**Directive**: Your task is to print every entry below exactly as given.

(Figure content listings)
<<<<
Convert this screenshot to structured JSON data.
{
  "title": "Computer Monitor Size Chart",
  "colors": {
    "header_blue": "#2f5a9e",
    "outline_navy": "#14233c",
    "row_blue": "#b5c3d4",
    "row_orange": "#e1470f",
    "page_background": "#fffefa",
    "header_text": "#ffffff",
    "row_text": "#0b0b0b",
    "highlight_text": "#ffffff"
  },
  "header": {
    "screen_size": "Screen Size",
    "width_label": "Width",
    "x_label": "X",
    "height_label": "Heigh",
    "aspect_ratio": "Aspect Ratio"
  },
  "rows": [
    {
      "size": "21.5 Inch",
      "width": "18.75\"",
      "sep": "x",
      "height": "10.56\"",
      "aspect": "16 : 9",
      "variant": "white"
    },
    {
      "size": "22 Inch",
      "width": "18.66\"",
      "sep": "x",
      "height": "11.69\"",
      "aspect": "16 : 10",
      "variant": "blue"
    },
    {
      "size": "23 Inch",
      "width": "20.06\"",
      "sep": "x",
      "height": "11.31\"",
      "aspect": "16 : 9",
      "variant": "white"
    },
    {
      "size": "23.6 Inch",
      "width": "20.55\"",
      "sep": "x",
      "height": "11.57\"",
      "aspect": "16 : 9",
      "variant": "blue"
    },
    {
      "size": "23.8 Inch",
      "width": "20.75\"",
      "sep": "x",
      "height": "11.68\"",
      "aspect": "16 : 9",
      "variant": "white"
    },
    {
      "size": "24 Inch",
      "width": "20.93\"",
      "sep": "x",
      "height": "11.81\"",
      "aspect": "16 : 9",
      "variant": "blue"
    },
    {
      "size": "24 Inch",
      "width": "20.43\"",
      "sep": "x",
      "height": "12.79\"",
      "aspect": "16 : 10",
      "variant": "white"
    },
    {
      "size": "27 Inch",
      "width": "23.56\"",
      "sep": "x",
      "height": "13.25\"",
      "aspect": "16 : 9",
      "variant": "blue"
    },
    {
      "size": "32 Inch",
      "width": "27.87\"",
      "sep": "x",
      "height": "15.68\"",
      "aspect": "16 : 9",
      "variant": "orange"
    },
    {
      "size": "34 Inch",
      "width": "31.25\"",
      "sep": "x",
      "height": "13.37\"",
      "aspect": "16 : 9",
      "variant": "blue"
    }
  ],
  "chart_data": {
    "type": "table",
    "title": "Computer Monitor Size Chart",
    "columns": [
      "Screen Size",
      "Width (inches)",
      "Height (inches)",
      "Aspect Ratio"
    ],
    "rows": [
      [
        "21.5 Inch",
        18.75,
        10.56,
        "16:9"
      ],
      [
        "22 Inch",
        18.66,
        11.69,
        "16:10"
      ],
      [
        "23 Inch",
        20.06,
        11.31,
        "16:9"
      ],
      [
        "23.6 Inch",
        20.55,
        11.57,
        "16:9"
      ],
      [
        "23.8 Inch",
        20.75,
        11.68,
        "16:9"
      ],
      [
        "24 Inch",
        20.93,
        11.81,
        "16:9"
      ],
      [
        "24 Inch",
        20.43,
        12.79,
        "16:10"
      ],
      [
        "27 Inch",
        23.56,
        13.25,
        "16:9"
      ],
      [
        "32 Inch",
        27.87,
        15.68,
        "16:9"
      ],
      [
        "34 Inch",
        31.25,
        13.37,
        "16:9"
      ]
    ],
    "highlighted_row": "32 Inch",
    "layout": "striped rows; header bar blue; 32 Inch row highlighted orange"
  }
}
>>>>
**Task response**:
Convert this screenshot to structured JSON data.
{
  "title": "Computer Monitor Size Chart",
  "colors": {
    "header_blue": "#2f5a9e",
    "outline_navy": "#14233c",
    "row_blue": "#b5c3d4",
    "row_orange": "#e1470f",
    "page_background": "#fffefa",
    "header_text": "#ffffff",
    "row_text": "#0b0b0b",
    "highlight_text": "#ffffff"
  },
  "header": {
    "screen_size": "Screen Size",
    "width_label": "Width",
    "x_label": "X",
    "height_label": "Heigh",
    "aspect_ratio": "Aspect Ratio"
  },
  "rows": [
    {
      "size": "21.5 Inch",
      "width": "18.75\"",
      "sep": "x",
      "height": "10.56\"",
      "aspect": "16 : 9",
      "variant": "white"
    },
    {
      "size": "22 Inch",
      "width": "18.66\"",
      "sep": "x",
      "height": "11.69\"",
      "aspect": "16 : 10",
      "variant": "blue"
    },
    {
      "size": "23 Inch",
      "width": "20.06\"",
      "sep": "x",
      "height": "11.31\"",
      "aspect": "16 : 9",
      "variant": "white"
    },
    {
      "size": "23.6 Inch",
      "width": "20.55\"",
      "sep": "x",
      "height": "11.57\"",
      "aspect": "16 : 9",
      "variant": "blue"
    },
    {
      "size": "23.8 Inch",
      "width": "20.75\"",
      "sep": "x",
      "height": "11.68\"",
      "aspect": "16 : 9",
      "variant": "white"
    },
    {
      "size": "24 Inch",
      "width": "20.93\"",
      "sep": "x",
      "height": "11.81\"",
      "aspect": "16 : 9",
      "variant": "blue"
    },
    {
      "size": "24 Inch",
      "width": "20.43\"",
      "sep": "x",
      "height": "12.79\"",
      "aspect": "16 : 10",
      "variant": "white"
    },
    {
      "size": "27 Inch",
      "width": "23.56\"",
      "sep": "x",
      "height": "13.25\"",
      "aspect": "16 : 9",
      "variant": "blue"
    },
    {
      "size": "32 Inch",
      "width": "27.87\"",
      "sep": "x",
      "height": "15.68\"",
      "aspect": "16 : 9",
      "variant": "orange"
    },
    {
      "size": "34 Inch",
      "width": "31.25\"",
      "sep": "x",
      "height": "13.37\"",
      "aspect": "16 : 9",
      "variant": "blue"
    }
  ],
  "chart_data": {
    "type": "table",
    "title": "Computer Monitor Size Chart",
    "columns": [
      "Screen Size",
      "Width (inches)",
      "Height (inches)",
      "Aspect Ratio"
    ],
    "rows": [
      [
        "21.5 Inch",
        18.75,
        10.56,
        "16:9"
      ],
      [
        "22 Inch",
        18.66,
        11.69,
        "16:10"
      ],
      [
        "23 Inch",
        20.06,
        11.31,
        "16:9"
      ],
      [
        "23.6 Inch",
        20.55,
        11.57,
        "16:9"
      ],
      [
        "23.8 Inch",
        20.75,
        11.68,
        "16:9"
      ],
      [
        "24 Inch",
        20.93,
        11.81,
        "16:9"
      ],
      [
        "24 Inch",
        20.43,
        12.79,
        "16:10"
      ],
      [
        "27 Inch",
        23.56,
        13.25,
        "16:9"
      ],
      [
        "32 Inch",
        27.87,
        15.68,
        "16:9"
      ],
      [
        "34 Inch",
        31.25,
        13.37,
        "16:9"
      ]
    ],
    "highlighted_row": "32 Inch",
    "layout": "striped rows; header bar blue; 32 Inch row highlighted orange"
  }
}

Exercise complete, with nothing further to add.